*Task to complete*
Extract the records below word for word and ignore the images.
-- Records provided start --
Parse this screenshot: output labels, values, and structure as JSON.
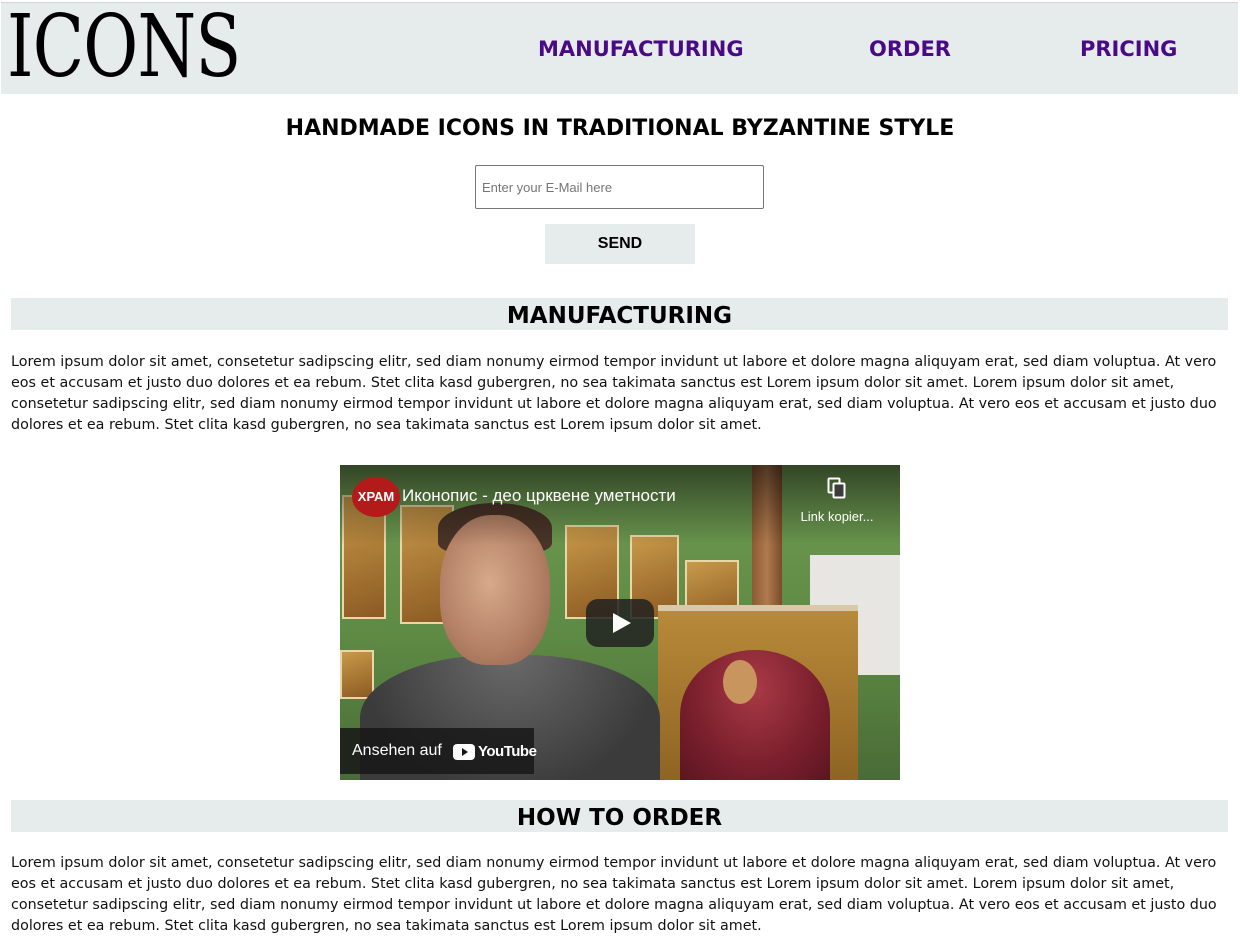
{
  "header": {
    "logo_text": "ICONS",
    "nav": [
      {
        "label": "MANUFACTURING"
      },
      {
        "label": "ORDER"
      },
      {
        "label": "PRICING"
      }
    ]
  },
  "hero": {
    "title": "HANDMADE ICONS IN TRADITIONAL BYZANTINE STYLE",
    "email_placeholder": "Enter your E-Mail here",
    "send_label": "SEND"
  },
  "sections": [
    {
      "heading": "MANUFACTURING",
      "text": "Lorem ipsum dolor sit amet, consetetur sadipscing elitr, sed diam nonumy eirmod tempor invidunt ut labore et dolore magna aliquyam erat, sed diam voluptua. At vero eos et accusam et justo duo dolores et ea rebum. Stet clita kasd gubergren, no sea takimata sanctus est Lorem ipsum dolor sit amet. Lorem ipsum dolor sit amet, consetetur sadipscing elitr, sed diam nonumy eirmod tempor invidunt ut labore et dolore magna aliquyam erat, sed diam voluptua. At vero eos et accusam et justo duo dolores et ea rebum. Stet clita kasd gubergren, no sea takimata sanctus est Lorem ipsum dolor sit amet."
    },
    {
      "heading": "HOW TO ORDER",
      "text": "Lorem ipsum dolor sit amet, consetetur sadipscing elitr, sed diam nonumy eirmod tempor invidunt ut labore et dolore magna aliquyam erat, sed diam voluptua. At vero eos et accusam et justo duo dolores et ea rebum. Stet clita kasd gubergren, no sea takimata sanctus est Lorem ipsum dolor sit amet. Lorem ipsum dolor sit amet, consetetur sadipscing elitr, sed diam nonumy eirmod tempor invidunt ut labore et dolore magna aliquyam erat, sed diam voluptua. At vero eos et accusam et justo duo dolores et ea rebum. Stet clita kasd gubergren, no sea takimata sanctus est Lorem ipsum dolor sit amet."
    }
  ],
  "video": {
    "channel_badge": "ХРАМ",
    "title": "Иконопис - део црквене уметности",
    "copy_link_label": "Link kopier...",
    "watch_on_label": "Ansehen auf",
    "youtube_label": "YouTube"
  },
  "colors": {
    "header_bg": "#e5eceb",
    "nav_link": "#4b0a85",
    "section_bar": "#e5eceb"
  }
}
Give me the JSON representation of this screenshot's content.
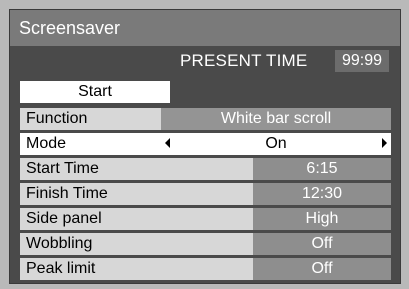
{
  "menu": {
    "title": "Screensaver",
    "present_time_label": "PRESENT TIME",
    "present_time_value": "99:99",
    "start_label": "Start",
    "rows": [
      {
        "label": "Function",
        "value": "White bar scroll"
      },
      {
        "label": "Mode",
        "value": "On"
      },
      {
        "label": "Start Time",
        "value": "6:15"
      },
      {
        "label": "Finish Time",
        "value": "12:30"
      },
      {
        "label": "Side panel",
        "value": "High"
      },
      {
        "label": "Wobbling",
        "value": "Off"
      },
      {
        "label": "Peak limit",
        "value": "Off"
      }
    ]
  },
  "colors": {
    "panel_bg": "#4a4a4a",
    "title_bg": "#7a7a7a",
    "label_bg": "#d7d7d7",
    "value_bg": "#8e8e8e",
    "selected_bg": "#ffffff"
  },
  "icons": {
    "mode_prev": "triangle-left-icon",
    "mode_next": "triangle-right-icon"
  }
}
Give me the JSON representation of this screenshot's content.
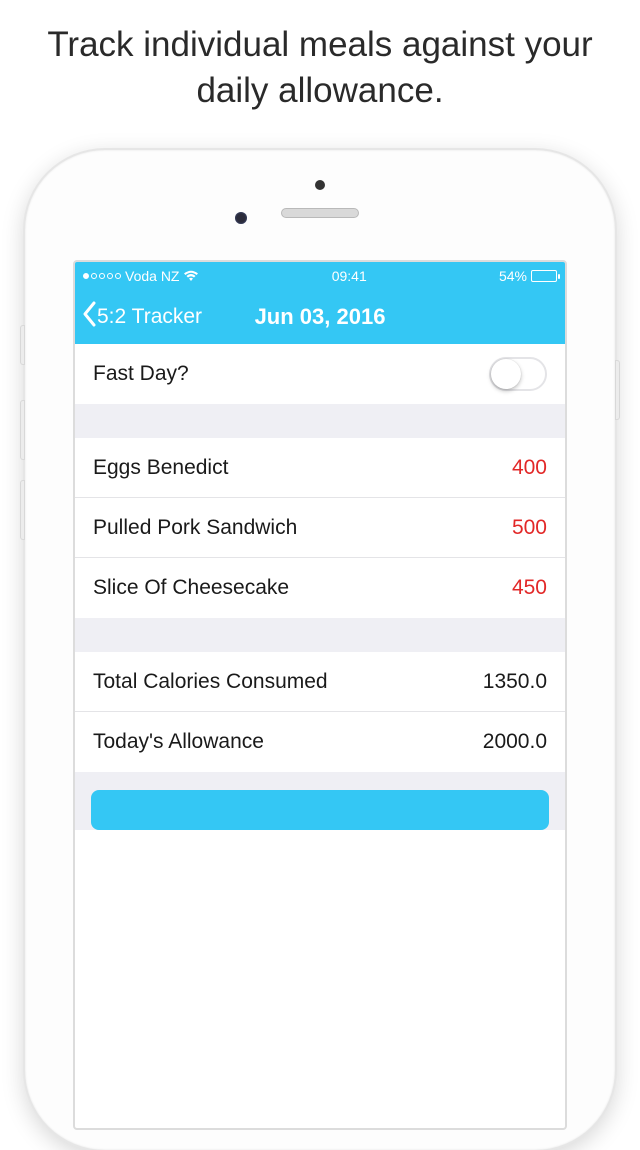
{
  "headline": "Track individual meals against your daily allowance.",
  "statusbar": {
    "carrier": "Voda NZ",
    "time": "09:41",
    "battery_pct": "54%"
  },
  "navbar": {
    "back_label": "5:2 Tracker",
    "title": "Jun 03, 2016"
  },
  "fastday": {
    "label": "Fast Day?",
    "value": false
  },
  "meals": [
    {
      "name": "Eggs Benedict",
      "calories": "400"
    },
    {
      "name": "Pulled Pork Sandwich",
      "calories": "500"
    },
    {
      "name": "Slice Of Cheesecake",
      "calories": "450"
    }
  ],
  "summary": [
    {
      "label": "Total Calories Consumed",
      "value": "1350.0"
    },
    {
      "label": "Today's Allowance",
      "value": "2000.0"
    }
  ]
}
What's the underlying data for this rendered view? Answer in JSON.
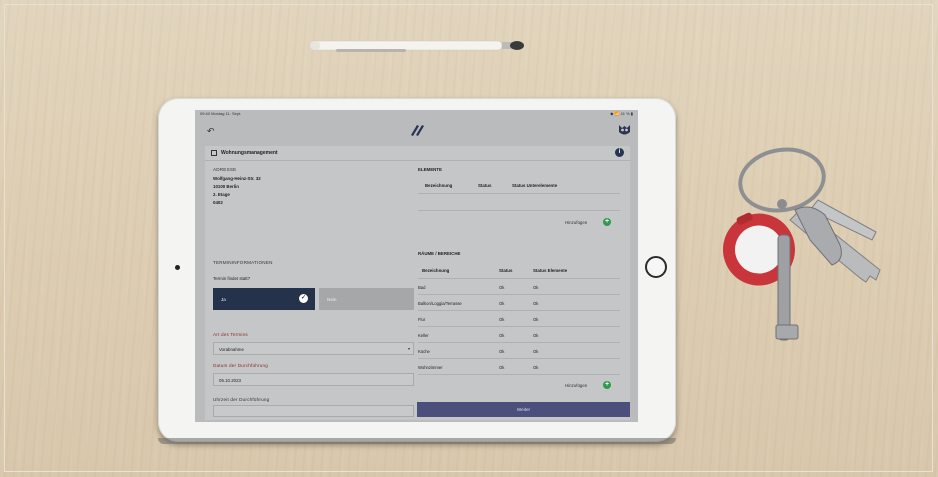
-- Records provided end --
*Written response*
Parse this screenshot: output labels, values, and structure as JSON.
{
  "header": {
    "logo_text": "ICONS",
    "nav": [
      {
        "label": "MANUFACTURING"
      },
      {
        "label": "ORDER"
      },
      {
        "label": "PRICING"
      }
    ]
  },
  "hero": {
    "title": "HANDMADE ICONS IN TRADITIONAL BYZANTINE STYLE",
    "email_placeholder": "Enter your E-Mail here",
    "send_label": "SEND"
  },
  "sections": [
    {
      "heading": "MANUFACTURING",
      "text": "Lorem ipsum dolor sit amet, consetetur sadipscing elitr, sed diam nonumy eirmod tempor invidunt ut labore et dolore magna aliquyam erat, sed diam voluptua. At vero eos et accusam et justo duo dolores et ea rebum. Stet clita kasd gubergren, no sea takimata sanctus est Lorem ipsum dolor sit amet. Lorem ipsum dolor sit amet, consetetur sadipscing elitr, sed diam nonumy eirmod tempor invidunt ut labore et dolore magna aliquyam erat, sed diam voluptua. At vero eos et accusam et justo duo dolores et ea rebum. Stet clita kasd gubergren, no sea takimata sanctus est Lorem ipsum dolor sit amet."
    },
    {
      "heading": "HOW TO ORDER",
      "text": "Lorem ipsum dolor sit amet, consetetur sadipscing elitr, sed diam nonumy eirmod tempor invidunt ut labore et dolore magna aliquyam erat, sed diam voluptua. At vero eos et accusam et justo duo dolores et ea rebum. Stet clita kasd gubergren, no sea takimata sanctus est Lorem ipsum dolor sit amet. Lorem ipsum dolor sit amet, consetetur sadipscing elitr, sed diam nonumy eirmod tempor invidunt ut labore et dolore magna aliquyam erat, sed diam voluptua. At vero eos et accusam et justo duo dolores et ea rebum. Stet clita kasd gubergren, no sea takimata sanctus est Lorem ipsum dolor sit amet."
    }
  ],
  "video": {
    "channel_badge": "ХРАМ",
    "title": "Иконопис - део црквене уметности",
    "copy_link_label": "Link kopier...",
    "watch_on_label": "Ansehen auf",
    "youtube_label": "YouTube"
  },
  "colors": {
    "header_bg": "#e5eceb",
    "nav_link": "#4b0a85",
    "section_bar": "#e5eceb"
  }
}
Give me the JSON representation of this screenshot's content.
{
  "menu": {
    "title": "Screensaver",
    "present_time_label": "PRESENT TIME",
    "present_time_value": "99:99",
    "start_label": "Start",
    "rows": [
      {
        "label": "Function",
        "value": "White bar scroll"
      },
      {
        "label": "Mode",
        "value": "On"
      },
      {
        "label": "Start Time",
        "value": "6:15"
      },
      {
        "label": "Finish Time",
        "value": "12:30"
      },
      {
        "label": "Side panel",
        "value": "High"
      },
      {
        "label": "Wobbling",
        "value": "Off"
      },
      {
        "label": "Peak limit",
        "value": "Off"
      }
    ]
  },
  "colors": {
    "panel_bg": "#4a4a4a",
    "title_bg": "#7a7a7a",
    "label_bg": "#d7d7d7",
    "value_bg": "#8e8e8e",
    "selected_bg": "#ffffff"
  },
  "icons": {
    "mode_prev": "triangle-left-icon",
    "mode_next": "triangle-right-icon"
  }
}
Give me the JSON representation of this screenshot's content.
{
  "headline": "Track individual meals against your daily allowance.",
  "statusbar": {
    "carrier": "Voda NZ",
    "time": "09:41",
    "battery_pct": "54%"
  },
  "navbar": {
    "back_label": "5:2 Tracker",
    "title": "Jun 03, 2016"
  },
  "fastday": {
    "label": "Fast Day?",
    "value": false
  },
  "meals": [
    {
      "name": "Eggs Benedict",
      "calories": "400"
    },
    {
      "name": "Pulled Pork Sandwich",
      "calories": "500"
    },
    {
      "name": "Slice Of Cheesecake",
      "calories": "450"
    }
  ],
  "summary": [
    {
      "label": "Total Calories Consumed",
      "value": "1350.0"
    },
    {
      "label": "Today's Allowance",
      "value": "2000.0"
    }
  ]
}
What's the underlying data for this rendered view? Answer in JSON.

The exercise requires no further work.